>> START EXERCISE DATA
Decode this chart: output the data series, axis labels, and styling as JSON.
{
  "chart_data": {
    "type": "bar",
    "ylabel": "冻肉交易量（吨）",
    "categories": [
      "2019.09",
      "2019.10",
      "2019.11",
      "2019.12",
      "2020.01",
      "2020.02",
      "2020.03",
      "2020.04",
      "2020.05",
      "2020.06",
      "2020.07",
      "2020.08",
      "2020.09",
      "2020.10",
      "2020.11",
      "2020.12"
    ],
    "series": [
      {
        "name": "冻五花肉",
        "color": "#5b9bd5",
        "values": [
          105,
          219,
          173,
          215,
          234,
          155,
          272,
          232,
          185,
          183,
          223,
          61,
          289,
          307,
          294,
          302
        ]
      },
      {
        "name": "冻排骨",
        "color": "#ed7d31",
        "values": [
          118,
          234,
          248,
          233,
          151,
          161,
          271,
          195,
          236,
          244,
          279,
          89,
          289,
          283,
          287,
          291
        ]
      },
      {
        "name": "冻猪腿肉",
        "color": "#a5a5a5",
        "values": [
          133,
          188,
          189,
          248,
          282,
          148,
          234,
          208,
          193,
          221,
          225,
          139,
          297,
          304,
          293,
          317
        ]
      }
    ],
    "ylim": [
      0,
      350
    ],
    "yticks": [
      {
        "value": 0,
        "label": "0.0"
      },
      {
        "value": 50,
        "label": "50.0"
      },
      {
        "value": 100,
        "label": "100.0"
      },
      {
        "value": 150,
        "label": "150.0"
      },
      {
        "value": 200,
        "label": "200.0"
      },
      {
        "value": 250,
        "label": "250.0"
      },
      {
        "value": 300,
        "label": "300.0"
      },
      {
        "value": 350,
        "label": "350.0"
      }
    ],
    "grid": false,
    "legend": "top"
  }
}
>> END EXERCISE DATA
• DIRECTIVE
Write out every line exactly as it stands.

• COMPLETE ANSWER
Decode this chart: output the data series, axis labels, and styling as JSON.
{
  "chart_data": {
    "type": "bar",
    "ylabel": "冻肉交易量（吨）",
    "categories": [
      "2019.09",
      "2019.10",
      "2019.11",
      "2019.12",
      "2020.01",
      "2020.02",
      "2020.03",
      "2020.04",
      "2020.05",
      "2020.06",
      "2020.07",
      "2020.08",
      "2020.09",
      "2020.10",
      "2020.11",
      "2020.12"
    ],
    "series": [
      {
        "name": "冻五花肉",
        "color": "#5b9bd5",
        "values": [
          105,
          219,
          173,
          215,
          234,
          155,
          272,
          232,
          185,
          183,
          223,
          61,
          289,
          307,
          294,
          302
        ]
      },
      {
        "name": "冻排骨",
        "color": "#ed7d31",
        "values": [
          118,
          234,
          248,
          233,
          151,
          161,
          271,
          195,
          236,
          244,
          279,
          89,
          289,
          283,
          287,
          291
        ]
      },
      {
        "name": "冻猪腿肉",
        "color": "#a5a5a5",
        "values": [
          133,
          188,
          189,
          248,
          282,
          148,
          234,
          208,
          193,
          221,
          225,
          139,
          297,
          304,
          293,
          317
        ]
      }
    ],
    "ylim": [
      0,
      350
    ],
    "yticks": [
      {
        "value": 0,
        "label": "0.0"
      },
      {
        "value": 50,
        "label": "50.0"
      },
      {
        "value": 100,
        "label": "100.0"
      },
      {
        "value": 150,
        "label": "150.0"
      },
      {
        "value": 200,
        "label": "200.0"
      },
      {
        "value": 250,
        "label": "250.0"
      },
      {
        "value": 300,
        "label": "300.0"
      },
      {
        "value": 350,
        "label": "350.0"
      }
    ],
    "grid": false,
    "legend": "top"
  }
}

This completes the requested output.